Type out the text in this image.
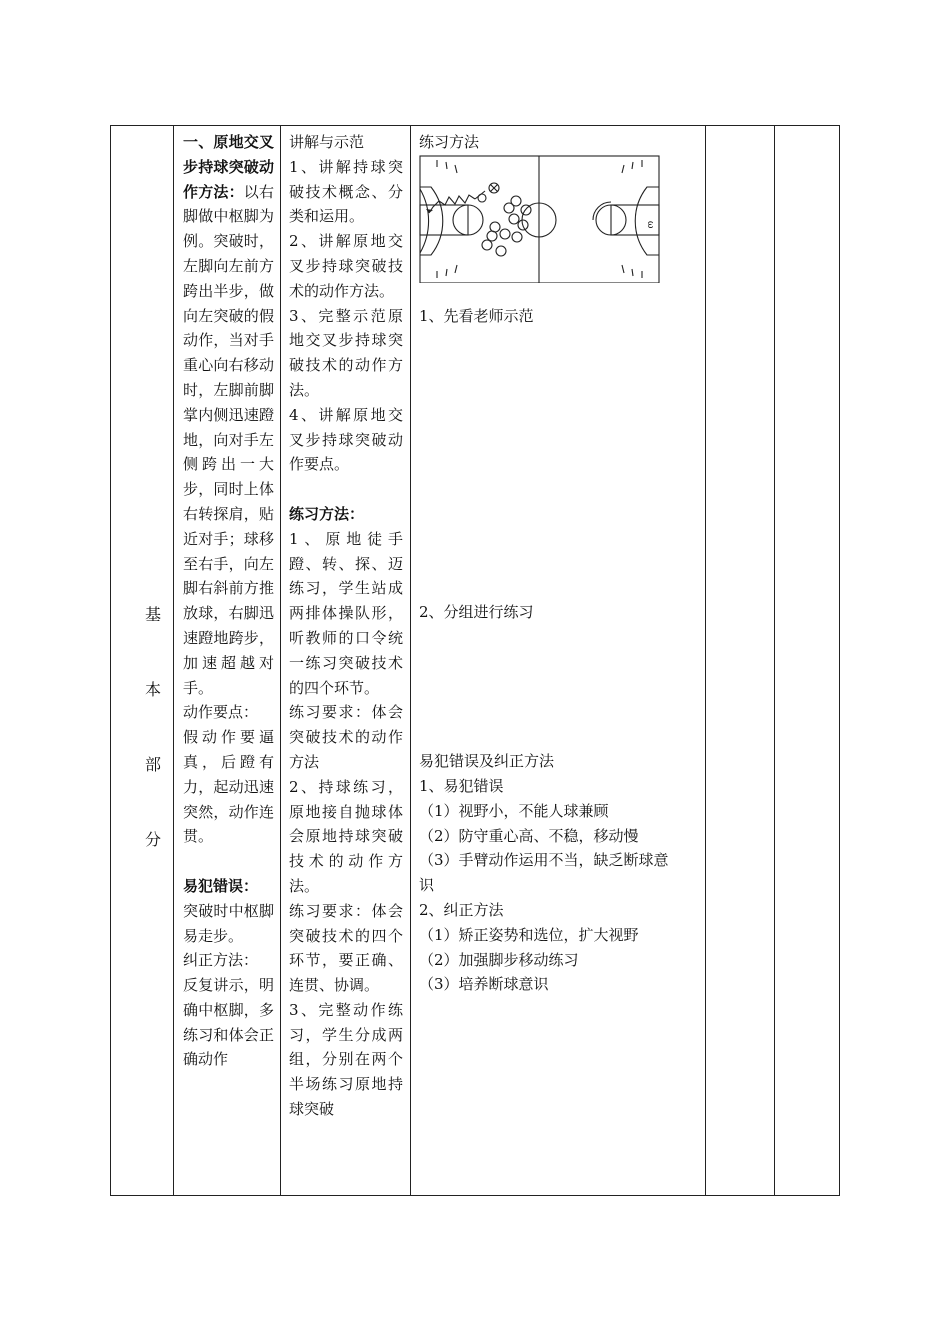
基
本
部
分
一、原地交叉步持球突破动作方法：以右脚做中枢脚为例。突破时，左脚向左前方跨出半步，做向左突破的假动作，当对手重心向右移动时，左脚前脚掌内侧迅速蹬地，向对手左侧跨出一大步，同时上体右转探肩，贴近对手；球移至右手，向左脚右斜前方推放球，右脚迅速蹬地跨步，加速超越对手。
动作要点：
假动作要逼真，后蹬有力，起动迅速突然，动作连贯。
易犯错误：
突破时中枢脚易走步。
纠正方法：
反复讲示，明确中枢脚，多练习和体会正确动作
讲解与示范
1、讲解持球突破技术概念、分类和运用。
2、讲解原地交叉步持球突破技术的动作方法。
3、完整示范原地交叉步持球突破技术的动作方法。
4、讲解原地交叉步持球突破动作要点。
练习方法：
1、原地徒手蹬、转、探、迈练习，学生站成两排体操队形，听教师的口令统一练习突破技术的四个环节。
练习要求：体会突破技术的动作方法
2、持球练习，原地接自抛球体会原地持球突破技术的动作方法。
练习要求：体会突破技术的四个环节，要正确、连贯、协调。
3、完整动作练习，学生分成两组，分别在两个半场练习原地持球突破
练习方法
ω
1、先看老师示范
2、分组进行练习
易犯错误及纠正方法
1、易犯错误
（1）视野小，不能人球兼顾
（2）防守重心高、不稳，移动慢
（3）手臂动作运用不当，缺乏断球意
识
2、纠正方法
（1）矫正姿势和选位，扩大视野
（2）加强脚步移动练习
（3）培养断球意识
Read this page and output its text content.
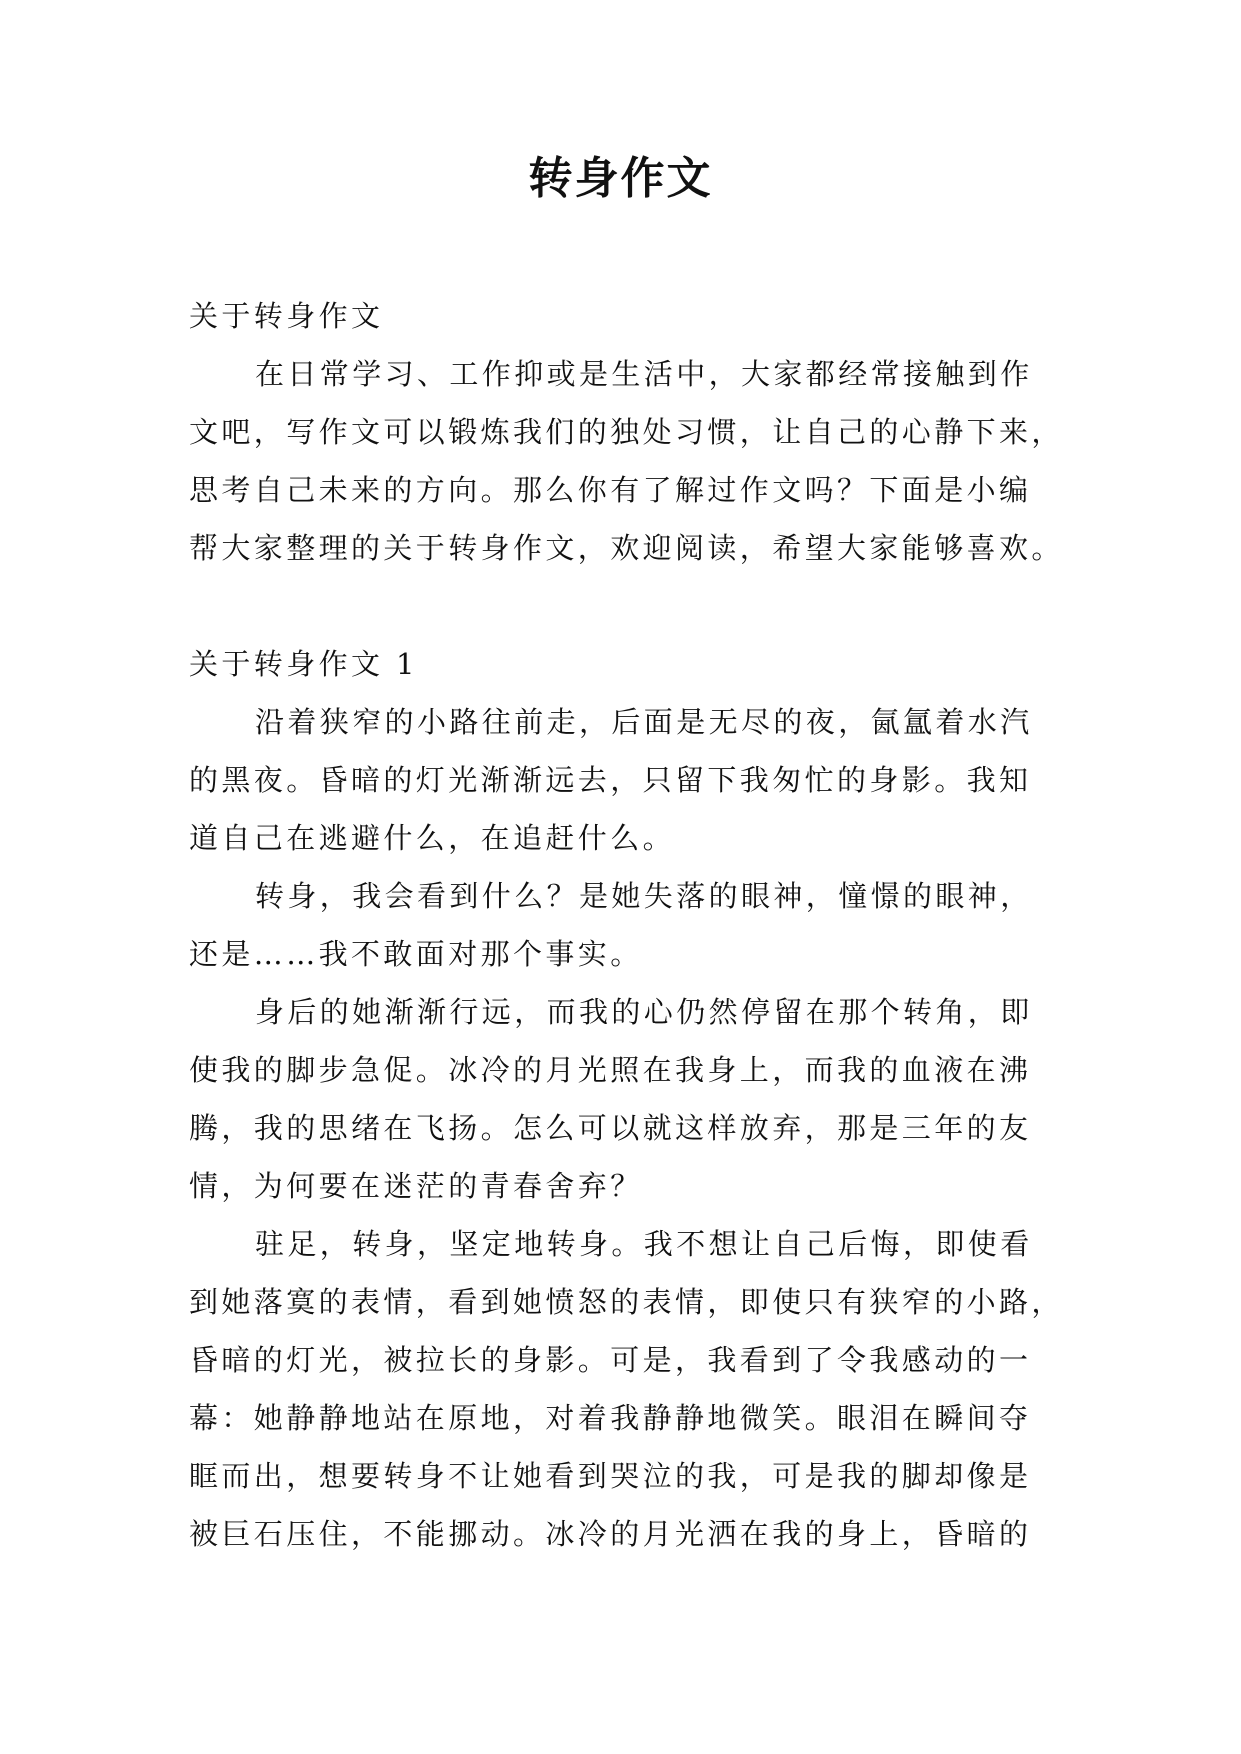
转身作文
关于转身作文
在日常学习、工作抑或是生活中，大家都经常接触到作
文吧，写作文可以锻炼我们的独处习惯，让自己的心静下来，
思考自己未来的方向。那么你有了解过作文吗？下面是小编
帮大家整理的关于转身作文，欢迎阅读，希望大家能够喜欢。
关于转身作文 1
沿着狭窄的小路往前走，后面是无尽的夜，氤氲着水汽
的黑夜。昏暗的灯光渐渐远去，只留下我匆忙的身影。我知
道自己在逃避什么，在追赶什么。
转身，我会看到什么？是她失落的眼神，憧憬的眼神，
还是……我不敢面对那个事实。
身后的她渐渐行远，而我的心仍然停留在那个转角，即
使我的脚步急促。冰冷的月光照在我身上，而我的血液在沸
腾，我的思绪在飞扬。怎么可以就这样放弃，那是三年的友
情，为何要在迷茫的青春舍弃？
驻足，转身，坚定地转身。我不想让自己后悔，即使看
到她落寞的表情，看到她愤怒的表情，即使只有狭窄的小路，
昏暗的灯光，被拉长的身影。可是，我看到了令我感动的一
幕：她静静地站在原地，对着我静静地微笑。眼泪在瞬间夺
眶而出，想要转身不让她看到哭泣的我，可是我的脚却像是
被巨石压住，不能挪动。冰冷的月光洒在我的身上，昏暗的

--- --- ---

Task to carry out
Copy out every line where the word "练习要求" occurs.

Answer in full
练习要求：体会突破技术的动作方法
练习要求：体会突破技术的四个环节，要正确、连贯、协调。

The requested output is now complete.